→ **Written request**
State the number of lines in these records holding "JSON". Say nothing more.

--

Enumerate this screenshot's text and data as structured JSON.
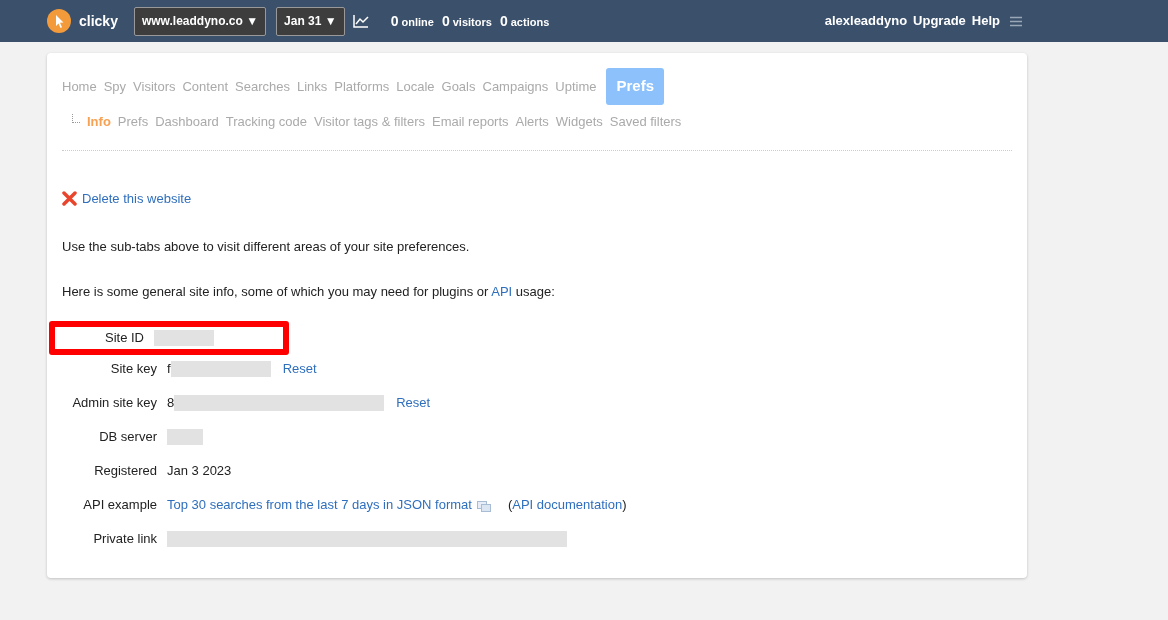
{
  "topbar": {
    "brand": "clicky",
    "site_select": "www.leaddyno.co ▼",
    "date_select": "Jan 31 ▼",
    "stats": [
      {
        "count": "0",
        "label": "online"
      },
      {
        "count": "0",
        "label": "visitors"
      },
      {
        "count": "0",
        "label": "actions"
      }
    ],
    "user": "alexleaddyno",
    "links": [
      "Upgrade",
      "Help"
    ]
  },
  "tabs": [
    {
      "label": "Home",
      "selected": false
    },
    {
      "label": "Spy",
      "selected": false
    },
    {
      "label": "Visitors",
      "selected": false
    },
    {
      "label": "Content",
      "selected": false
    },
    {
      "label": "Searches",
      "selected": false
    },
    {
      "label": "Links",
      "selected": false
    },
    {
      "label": "Platforms",
      "selected": false
    },
    {
      "label": "Locale",
      "selected": false
    },
    {
      "label": "Goals",
      "selected": false
    },
    {
      "label": "Campaigns",
      "selected": false
    },
    {
      "label": "Uptime",
      "selected": false
    },
    {
      "label": "Prefs",
      "selected": true
    }
  ],
  "subtabs": [
    {
      "label": "Info",
      "selected": true
    },
    {
      "label": "Prefs",
      "selected": false
    },
    {
      "label": "Dashboard",
      "selected": false
    },
    {
      "label": "Tracking code",
      "selected": false
    },
    {
      "label": "Visitor tags & filters",
      "selected": false
    },
    {
      "label": "Email reports",
      "selected": false
    },
    {
      "label": "Alerts",
      "selected": false
    },
    {
      "label": "Widgets",
      "selected": false
    },
    {
      "label": "Saved filters",
      "selected": false
    }
  ],
  "delete_link": "Delete this website",
  "intro": "Use the sub-tabs above to visit different areas of your site preferences.",
  "info_text": {
    "before": "Here is some general site info, some of which you may need for plugins or",
    "link": "API",
    "after": "usage:"
  },
  "fields": [
    {
      "label": "Site ID",
      "kind": "redacted",
      "highlighted": true
    },
    {
      "label": "Site key",
      "kind": "redacted",
      "value": "f",
      "action": "Reset",
      "highlighted": false
    },
    {
      "label": "Admin site key",
      "kind": "redacted",
      "value": "8",
      "action": "Reset",
      "highlighted": false
    },
    {
      "label": "DB server",
      "kind": "redacted",
      "highlighted": false
    },
    {
      "label": "Registered",
      "kind": "text",
      "value": "Jan 3 2023",
      "highlighted": false
    },
    {
      "label": "API example",
      "kind": "api",
      "link": "Top 30 searches from the last 7 days in JSON format",
      "open": "(",
      "doc_link": "API documentation",
      "close": ")",
      "highlighted": false
    },
    {
      "label": "Private link",
      "kind": "redacted",
      "highlighted": false
    }
  ]
}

--

→ **Solution for this problem**
2